Exercise => Identify the lines that contain the word "extra" and copy each one.

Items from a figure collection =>

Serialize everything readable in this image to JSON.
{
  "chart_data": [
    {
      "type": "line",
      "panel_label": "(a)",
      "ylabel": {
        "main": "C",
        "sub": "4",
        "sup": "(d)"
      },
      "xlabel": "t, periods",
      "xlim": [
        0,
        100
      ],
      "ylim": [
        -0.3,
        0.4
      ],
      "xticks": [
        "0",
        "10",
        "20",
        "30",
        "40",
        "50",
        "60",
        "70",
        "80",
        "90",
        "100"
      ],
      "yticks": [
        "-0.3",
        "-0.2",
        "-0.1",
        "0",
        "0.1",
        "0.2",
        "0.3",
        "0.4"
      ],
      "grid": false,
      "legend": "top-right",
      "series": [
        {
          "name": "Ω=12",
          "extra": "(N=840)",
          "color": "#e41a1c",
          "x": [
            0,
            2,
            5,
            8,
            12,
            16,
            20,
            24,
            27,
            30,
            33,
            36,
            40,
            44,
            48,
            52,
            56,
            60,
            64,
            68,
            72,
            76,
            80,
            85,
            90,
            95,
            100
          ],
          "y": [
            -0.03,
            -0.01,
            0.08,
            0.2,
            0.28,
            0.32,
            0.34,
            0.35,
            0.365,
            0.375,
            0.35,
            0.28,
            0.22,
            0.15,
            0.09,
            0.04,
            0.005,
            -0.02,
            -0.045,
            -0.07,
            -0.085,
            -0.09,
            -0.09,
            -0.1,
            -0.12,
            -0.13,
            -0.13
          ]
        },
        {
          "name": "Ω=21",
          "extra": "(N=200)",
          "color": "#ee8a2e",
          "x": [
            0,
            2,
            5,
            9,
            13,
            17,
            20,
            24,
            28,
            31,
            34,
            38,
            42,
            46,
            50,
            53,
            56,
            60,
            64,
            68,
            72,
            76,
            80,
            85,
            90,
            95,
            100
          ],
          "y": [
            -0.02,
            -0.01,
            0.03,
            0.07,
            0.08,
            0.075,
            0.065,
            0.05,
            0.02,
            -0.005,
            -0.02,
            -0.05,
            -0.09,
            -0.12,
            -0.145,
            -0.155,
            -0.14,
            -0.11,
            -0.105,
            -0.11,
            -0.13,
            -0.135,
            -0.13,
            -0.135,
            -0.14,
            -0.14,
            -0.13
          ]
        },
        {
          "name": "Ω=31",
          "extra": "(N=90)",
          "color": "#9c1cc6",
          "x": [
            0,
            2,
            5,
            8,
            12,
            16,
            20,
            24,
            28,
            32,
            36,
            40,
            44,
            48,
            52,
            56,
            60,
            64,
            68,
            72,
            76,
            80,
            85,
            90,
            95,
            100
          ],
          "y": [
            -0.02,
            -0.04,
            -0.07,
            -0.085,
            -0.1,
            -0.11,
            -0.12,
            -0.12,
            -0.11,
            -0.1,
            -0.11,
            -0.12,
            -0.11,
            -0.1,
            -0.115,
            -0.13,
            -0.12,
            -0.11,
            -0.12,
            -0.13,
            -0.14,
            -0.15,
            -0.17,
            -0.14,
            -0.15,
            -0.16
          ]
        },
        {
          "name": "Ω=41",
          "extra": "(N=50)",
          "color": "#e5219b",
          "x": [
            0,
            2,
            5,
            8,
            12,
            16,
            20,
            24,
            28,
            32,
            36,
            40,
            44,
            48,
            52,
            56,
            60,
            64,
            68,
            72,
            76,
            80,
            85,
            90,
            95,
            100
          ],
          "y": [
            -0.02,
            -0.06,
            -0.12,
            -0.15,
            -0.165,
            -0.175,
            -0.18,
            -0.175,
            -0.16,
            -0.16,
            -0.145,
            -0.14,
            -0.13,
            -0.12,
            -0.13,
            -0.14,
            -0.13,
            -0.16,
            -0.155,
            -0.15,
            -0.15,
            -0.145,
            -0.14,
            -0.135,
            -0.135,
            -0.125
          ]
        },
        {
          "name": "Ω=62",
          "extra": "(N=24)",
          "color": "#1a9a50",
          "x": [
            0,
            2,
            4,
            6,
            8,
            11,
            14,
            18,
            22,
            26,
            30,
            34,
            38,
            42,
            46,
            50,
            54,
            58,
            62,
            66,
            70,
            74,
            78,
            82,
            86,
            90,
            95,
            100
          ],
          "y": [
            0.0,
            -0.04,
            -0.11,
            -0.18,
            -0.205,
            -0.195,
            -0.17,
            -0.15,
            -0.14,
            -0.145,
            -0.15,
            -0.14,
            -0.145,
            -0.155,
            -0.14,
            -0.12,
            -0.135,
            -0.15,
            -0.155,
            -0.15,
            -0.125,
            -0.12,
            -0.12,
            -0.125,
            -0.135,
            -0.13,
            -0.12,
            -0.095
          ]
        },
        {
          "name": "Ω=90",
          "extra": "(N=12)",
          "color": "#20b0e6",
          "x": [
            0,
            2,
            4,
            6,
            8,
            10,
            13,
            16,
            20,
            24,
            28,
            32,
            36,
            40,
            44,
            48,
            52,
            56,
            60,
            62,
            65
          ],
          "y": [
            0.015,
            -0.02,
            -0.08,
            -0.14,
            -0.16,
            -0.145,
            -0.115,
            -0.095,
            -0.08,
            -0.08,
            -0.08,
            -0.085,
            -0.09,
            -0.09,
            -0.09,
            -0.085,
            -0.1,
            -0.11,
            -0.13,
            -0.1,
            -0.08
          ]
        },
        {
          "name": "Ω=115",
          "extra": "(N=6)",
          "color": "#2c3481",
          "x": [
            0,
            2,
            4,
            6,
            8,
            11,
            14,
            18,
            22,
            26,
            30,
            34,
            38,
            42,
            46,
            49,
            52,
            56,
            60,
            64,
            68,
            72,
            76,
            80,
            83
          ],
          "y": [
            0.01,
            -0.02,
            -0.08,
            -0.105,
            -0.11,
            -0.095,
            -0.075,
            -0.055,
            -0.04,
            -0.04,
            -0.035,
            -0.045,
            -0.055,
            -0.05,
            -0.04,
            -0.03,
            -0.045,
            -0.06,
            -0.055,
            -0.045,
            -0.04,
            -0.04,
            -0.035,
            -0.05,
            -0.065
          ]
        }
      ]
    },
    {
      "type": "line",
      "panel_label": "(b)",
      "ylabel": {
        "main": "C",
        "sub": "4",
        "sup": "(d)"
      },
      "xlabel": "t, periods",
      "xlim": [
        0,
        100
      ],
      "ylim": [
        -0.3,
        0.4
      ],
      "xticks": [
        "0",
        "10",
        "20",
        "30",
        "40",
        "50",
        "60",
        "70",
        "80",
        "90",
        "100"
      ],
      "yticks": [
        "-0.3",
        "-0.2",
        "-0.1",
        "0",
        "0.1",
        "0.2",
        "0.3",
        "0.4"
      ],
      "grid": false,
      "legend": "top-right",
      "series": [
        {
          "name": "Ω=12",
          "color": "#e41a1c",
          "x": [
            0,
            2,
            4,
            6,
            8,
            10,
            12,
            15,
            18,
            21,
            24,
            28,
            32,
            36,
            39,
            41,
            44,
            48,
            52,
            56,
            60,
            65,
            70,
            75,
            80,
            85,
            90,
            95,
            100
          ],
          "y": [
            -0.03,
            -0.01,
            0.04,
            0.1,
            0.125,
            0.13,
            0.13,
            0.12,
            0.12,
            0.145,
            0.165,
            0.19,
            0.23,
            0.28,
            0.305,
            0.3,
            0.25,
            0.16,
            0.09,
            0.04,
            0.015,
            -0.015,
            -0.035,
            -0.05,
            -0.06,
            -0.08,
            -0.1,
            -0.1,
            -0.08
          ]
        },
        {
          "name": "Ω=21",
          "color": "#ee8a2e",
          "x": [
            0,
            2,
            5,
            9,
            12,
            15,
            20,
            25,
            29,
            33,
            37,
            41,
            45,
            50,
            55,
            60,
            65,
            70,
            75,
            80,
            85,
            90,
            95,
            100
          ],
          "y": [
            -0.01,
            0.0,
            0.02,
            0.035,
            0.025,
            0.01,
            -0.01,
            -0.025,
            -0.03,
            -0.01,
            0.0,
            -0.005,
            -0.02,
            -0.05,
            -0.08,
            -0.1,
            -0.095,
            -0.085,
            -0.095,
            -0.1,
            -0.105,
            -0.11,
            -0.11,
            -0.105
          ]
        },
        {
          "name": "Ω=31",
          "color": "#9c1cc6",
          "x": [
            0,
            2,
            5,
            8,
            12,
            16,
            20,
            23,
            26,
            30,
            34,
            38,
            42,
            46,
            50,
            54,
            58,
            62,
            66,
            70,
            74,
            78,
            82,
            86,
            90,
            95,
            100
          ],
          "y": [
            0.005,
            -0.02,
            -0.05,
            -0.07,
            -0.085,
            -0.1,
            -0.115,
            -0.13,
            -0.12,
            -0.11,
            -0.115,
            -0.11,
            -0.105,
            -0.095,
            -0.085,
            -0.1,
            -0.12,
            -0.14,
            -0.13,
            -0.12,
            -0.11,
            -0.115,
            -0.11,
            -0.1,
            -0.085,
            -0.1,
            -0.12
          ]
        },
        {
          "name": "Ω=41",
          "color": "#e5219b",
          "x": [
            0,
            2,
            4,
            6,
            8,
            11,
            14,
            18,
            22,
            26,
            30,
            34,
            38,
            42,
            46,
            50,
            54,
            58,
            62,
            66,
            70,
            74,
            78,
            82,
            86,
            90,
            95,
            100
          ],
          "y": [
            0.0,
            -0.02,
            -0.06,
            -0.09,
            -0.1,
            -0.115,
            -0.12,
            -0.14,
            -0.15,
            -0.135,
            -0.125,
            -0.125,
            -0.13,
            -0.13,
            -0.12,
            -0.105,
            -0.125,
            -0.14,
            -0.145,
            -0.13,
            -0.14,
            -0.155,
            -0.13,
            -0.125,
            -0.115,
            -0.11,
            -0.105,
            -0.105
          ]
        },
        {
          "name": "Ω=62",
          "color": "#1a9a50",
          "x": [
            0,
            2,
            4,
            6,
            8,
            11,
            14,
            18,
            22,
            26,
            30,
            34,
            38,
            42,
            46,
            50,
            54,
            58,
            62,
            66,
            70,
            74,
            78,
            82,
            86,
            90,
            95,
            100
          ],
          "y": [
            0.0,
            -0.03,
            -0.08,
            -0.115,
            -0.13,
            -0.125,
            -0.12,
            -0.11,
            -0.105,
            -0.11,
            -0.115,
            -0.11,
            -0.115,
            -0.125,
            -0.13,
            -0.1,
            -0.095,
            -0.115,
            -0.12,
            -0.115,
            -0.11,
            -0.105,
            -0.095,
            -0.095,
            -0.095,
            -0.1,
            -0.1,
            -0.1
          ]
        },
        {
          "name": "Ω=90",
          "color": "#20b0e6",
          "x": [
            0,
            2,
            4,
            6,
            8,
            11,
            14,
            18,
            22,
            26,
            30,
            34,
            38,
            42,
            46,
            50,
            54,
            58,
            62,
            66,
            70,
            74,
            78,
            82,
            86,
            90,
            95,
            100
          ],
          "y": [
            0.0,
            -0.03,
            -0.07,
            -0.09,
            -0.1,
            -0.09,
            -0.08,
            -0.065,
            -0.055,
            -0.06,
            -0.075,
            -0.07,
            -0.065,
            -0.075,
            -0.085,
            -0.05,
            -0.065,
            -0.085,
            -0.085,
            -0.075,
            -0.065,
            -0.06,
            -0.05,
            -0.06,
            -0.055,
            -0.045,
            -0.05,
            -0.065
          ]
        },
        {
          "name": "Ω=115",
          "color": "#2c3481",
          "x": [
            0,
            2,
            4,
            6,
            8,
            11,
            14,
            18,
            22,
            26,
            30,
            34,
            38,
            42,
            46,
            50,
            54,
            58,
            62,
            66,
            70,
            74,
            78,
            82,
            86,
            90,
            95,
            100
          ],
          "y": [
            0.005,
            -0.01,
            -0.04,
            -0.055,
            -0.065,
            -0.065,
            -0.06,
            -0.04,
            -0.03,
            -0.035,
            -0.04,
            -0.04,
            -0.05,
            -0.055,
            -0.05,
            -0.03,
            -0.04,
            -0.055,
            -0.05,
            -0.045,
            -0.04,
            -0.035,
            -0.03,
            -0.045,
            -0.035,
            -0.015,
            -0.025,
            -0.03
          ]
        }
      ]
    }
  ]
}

Response to this exercise =>
          "extra": "(N=840)",
          "extra": "(N=200)",
          "extra": "(N=90)",
          "extra": "(N=50)",
          "extra": "(N=24)",
          "extra": "(N=12)",
          "extra": "(N=6)",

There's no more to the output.